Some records
════════════════
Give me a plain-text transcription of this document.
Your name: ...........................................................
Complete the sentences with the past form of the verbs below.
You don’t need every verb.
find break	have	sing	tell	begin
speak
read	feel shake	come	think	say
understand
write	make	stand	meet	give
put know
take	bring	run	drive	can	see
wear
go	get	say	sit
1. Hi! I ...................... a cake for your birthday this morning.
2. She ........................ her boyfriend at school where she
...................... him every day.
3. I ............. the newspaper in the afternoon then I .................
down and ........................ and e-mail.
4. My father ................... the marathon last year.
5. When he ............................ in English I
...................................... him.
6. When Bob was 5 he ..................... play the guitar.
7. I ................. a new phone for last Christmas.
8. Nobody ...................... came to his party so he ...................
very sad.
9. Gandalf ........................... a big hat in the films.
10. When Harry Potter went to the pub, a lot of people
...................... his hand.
════════════════
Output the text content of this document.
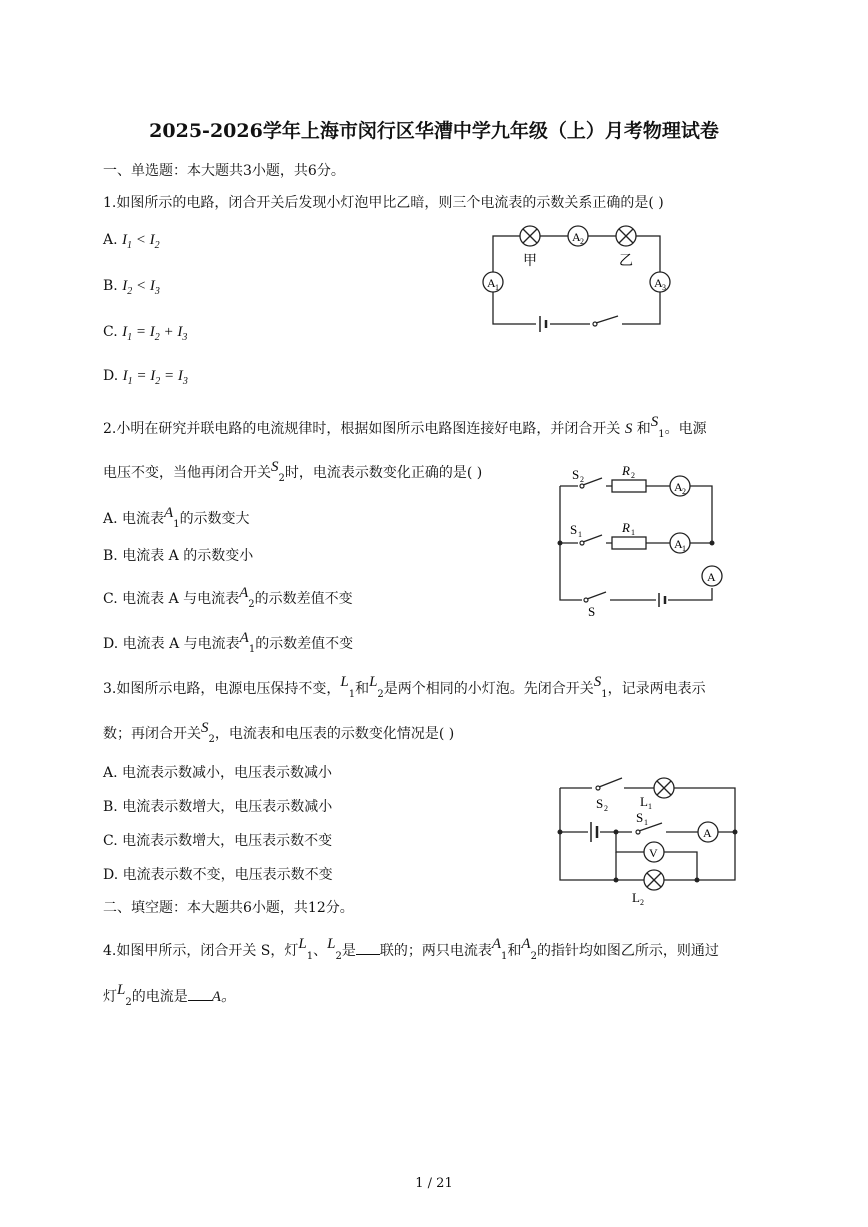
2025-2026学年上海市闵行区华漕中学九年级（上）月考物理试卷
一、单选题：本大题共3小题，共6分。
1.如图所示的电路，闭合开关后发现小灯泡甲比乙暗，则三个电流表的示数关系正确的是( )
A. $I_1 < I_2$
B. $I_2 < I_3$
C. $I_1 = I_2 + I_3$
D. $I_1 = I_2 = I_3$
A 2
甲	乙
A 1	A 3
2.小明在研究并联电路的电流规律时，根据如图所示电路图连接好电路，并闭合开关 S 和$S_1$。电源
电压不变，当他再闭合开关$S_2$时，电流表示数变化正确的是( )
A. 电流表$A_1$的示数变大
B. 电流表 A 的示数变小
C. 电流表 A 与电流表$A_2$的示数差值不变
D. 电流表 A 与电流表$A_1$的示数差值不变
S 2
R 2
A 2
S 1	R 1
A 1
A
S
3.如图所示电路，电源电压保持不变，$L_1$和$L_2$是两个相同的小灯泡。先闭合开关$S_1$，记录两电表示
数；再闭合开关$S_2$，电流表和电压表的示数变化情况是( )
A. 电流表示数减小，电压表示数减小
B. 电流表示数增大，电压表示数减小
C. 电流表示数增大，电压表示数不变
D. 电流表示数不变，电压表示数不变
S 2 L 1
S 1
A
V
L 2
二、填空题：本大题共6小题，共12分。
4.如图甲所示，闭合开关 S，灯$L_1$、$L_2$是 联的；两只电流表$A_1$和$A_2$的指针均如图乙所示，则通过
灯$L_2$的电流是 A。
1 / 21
════════════════
> [Exercise]: Copy every line of the entries above in which "this" occurs.

> [Written response]:
Give me a plain-text transcription of this document.
1. Hi! I ...................... a cake for your birthday this morning.
Output the text content of this document.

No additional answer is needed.